"""
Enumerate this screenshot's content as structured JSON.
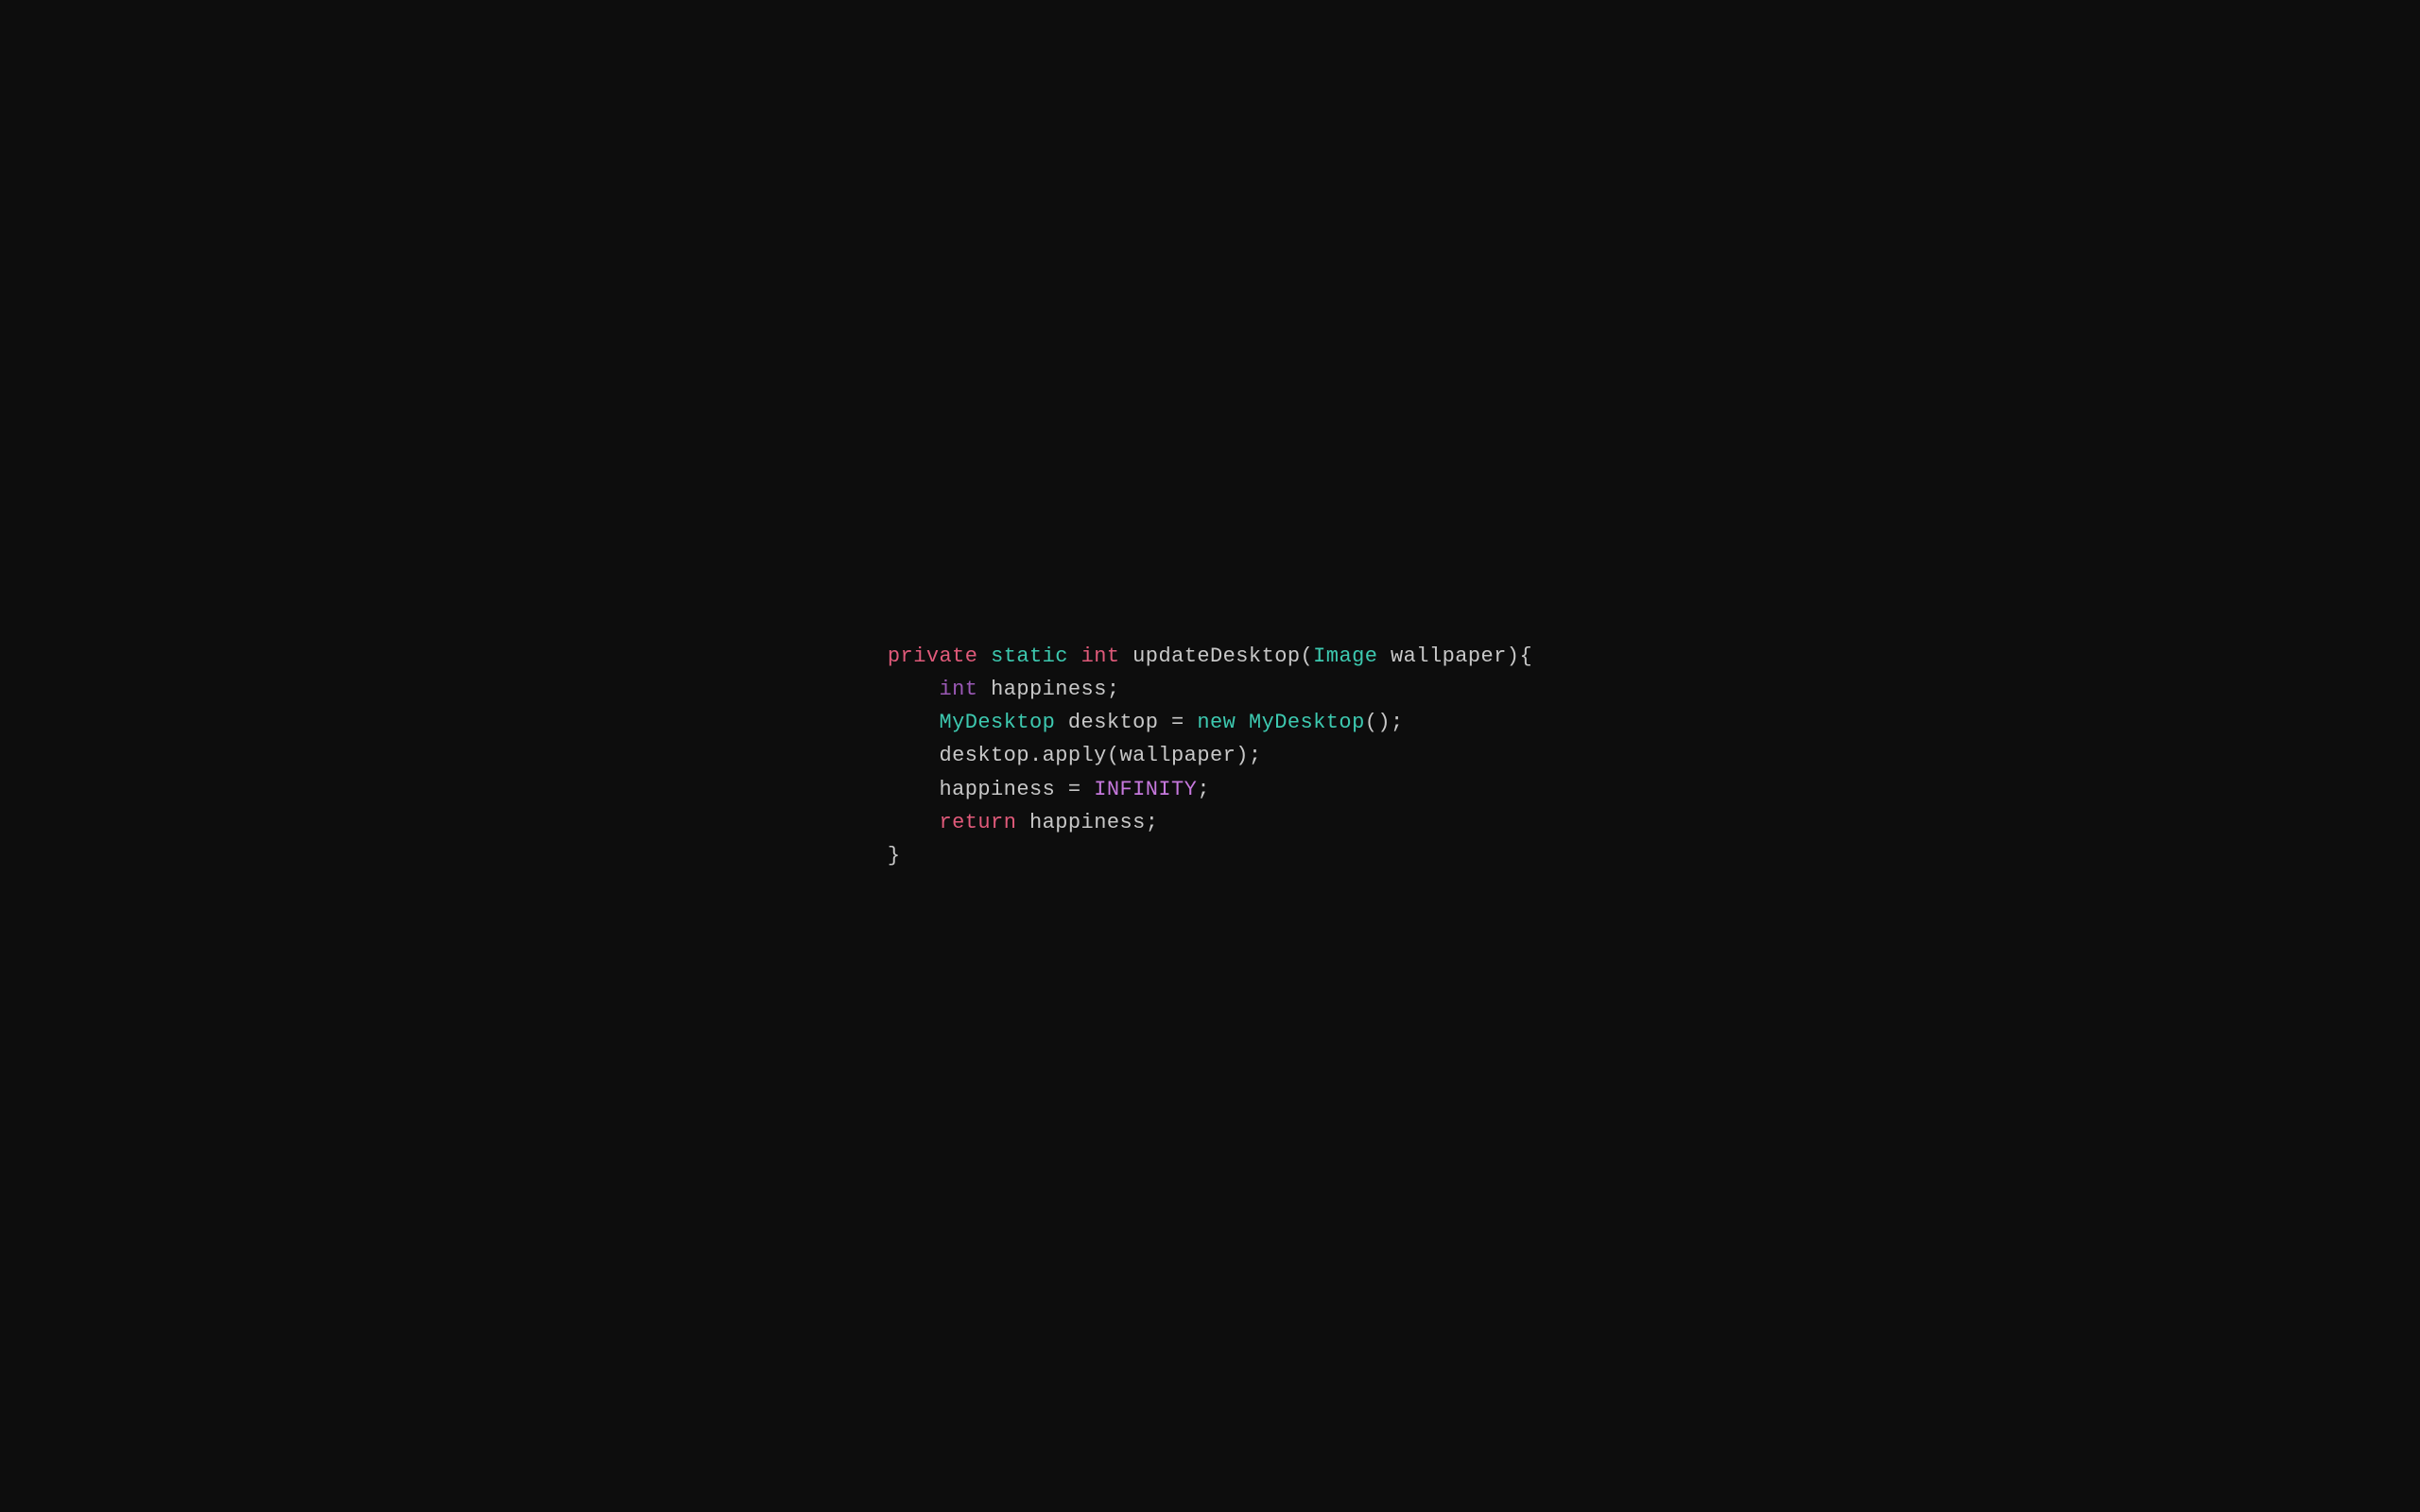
{
  "code": {
    "lines": [
      {
        "id": "line1",
        "parts": [
          {
            "text": "private",
            "class": "kw-private"
          },
          {
            "text": " ",
            "class": "plain"
          },
          {
            "text": "static",
            "class": "kw-static"
          },
          {
            "text": " ",
            "class": "plain"
          },
          {
            "text": "int",
            "class": "kw-int"
          },
          {
            "text": " updateDesktop(",
            "class": "plain"
          },
          {
            "text": "Image",
            "class": "type-image"
          },
          {
            "text": " wallpaper){",
            "class": "plain"
          }
        ]
      },
      {
        "id": "line2",
        "parts": [
          {
            "text": "    ",
            "class": "plain"
          },
          {
            "text": "int",
            "class": "kw-int2"
          },
          {
            "text": " happiness;",
            "class": "plain"
          }
        ]
      },
      {
        "id": "line3",
        "parts": [
          {
            "text": "    ",
            "class": "plain"
          },
          {
            "text": "MyDesktop",
            "class": "type-mydesk"
          },
          {
            "text": " desktop = ",
            "class": "plain"
          },
          {
            "text": "new",
            "class": "kw-new"
          },
          {
            "text": " ",
            "class": "plain"
          },
          {
            "text": "MyDesktop",
            "class": "type-mydesk"
          },
          {
            "text": "();",
            "class": "plain"
          }
        ]
      },
      {
        "id": "line4",
        "parts": [
          {
            "text": "    desktop.apply(wallpaper);",
            "class": "plain"
          }
        ]
      },
      {
        "id": "line5",
        "parts": [
          {
            "text": "    happiness = ",
            "class": "plain"
          },
          {
            "text": "INFINITY",
            "class": "const-inf"
          },
          {
            "text": ";",
            "class": "plain"
          }
        ]
      },
      {
        "id": "line6",
        "parts": [
          {
            "text": "    ",
            "class": "plain"
          },
          {
            "text": "return",
            "class": "kw-return"
          },
          {
            "text": " happiness;",
            "class": "plain"
          }
        ]
      },
      {
        "id": "line7",
        "parts": [
          {
            "text": "}",
            "class": "plain"
          }
        ]
      }
    ]
  }
}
"""
▸ CHALLENGE: Reproduce every line of the material precisely, omitting its pictures.

▸ EXERCISE RESULT:
Enumerate this screenshot's content as structured JSON.
{
  "code": {
    "lines": [
      {
        "id": "line1",
        "parts": [
          {
            "text": "private",
            "class": "kw-private"
          },
          {
            "text": " ",
            "class": "plain"
          },
          {
            "text": "static",
            "class": "kw-static"
          },
          {
            "text": " ",
            "class": "plain"
          },
          {
            "text": "int",
            "class": "kw-int"
          },
          {
            "text": " updateDesktop(",
            "class": "plain"
          },
          {
            "text": "Image",
            "class": "type-image"
          },
          {
            "text": " wallpaper){",
            "class": "plain"
          }
        ]
      },
      {
        "id": "line2",
        "parts": [
          {
            "text": "    ",
            "class": "plain"
          },
          {
            "text": "int",
            "class": "kw-int2"
          },
          {
            "text": " happiness;",
            "class": "plain"
          }
        ]
      },
      {
        "id": "line3",
        "parts": [
          {
            "text": "    ",
            "class": "plain"
          },
          {
            "text": "MyDesktop",
            "class": "type-mydesk"
          },
          {
            "text": " desktop = ",
            "class": "plain"
          },
          {
            "text": "new",
            "class": "kw-new"
          },
          {
            "text": " ",
            "class": "plain"
          },
          {
            "text": "MyDesktop",
            "class": "type-mydesk"
          },
          {
            "text": "();",
            "class": "plain"
          }
        ]
      },
      {
        "id": "line4",
        "parts": [
          {
            "text": "    desktop.apply(wallpaper);",
            "class": "plain"
          }
        ]
      },
      {
        "id": "line5",
        "parts": [
          {
            "text": "    happiness = ",
            "class": "plain"
          },
          {
            "text": "INFINITY",
            "class": "const-inf"
          },
          {
            "text": ";",
            "class": "plain"
          }
        ]
      },
      {
        "id": "line6",
        "parts": [
          {
            "text": "    ",
            "class": "plain"
          },
          {
            "text": "return",
            "class": "kw-return"
          },
          {
            "text": " happiness;",
            "class": "plain"
          }
        ]
      },
      {
        "id": "line7",
        "parts": [
          {
            "text": "}",
            "class": "plain"
          }
        ]
      }
    ]
  }
}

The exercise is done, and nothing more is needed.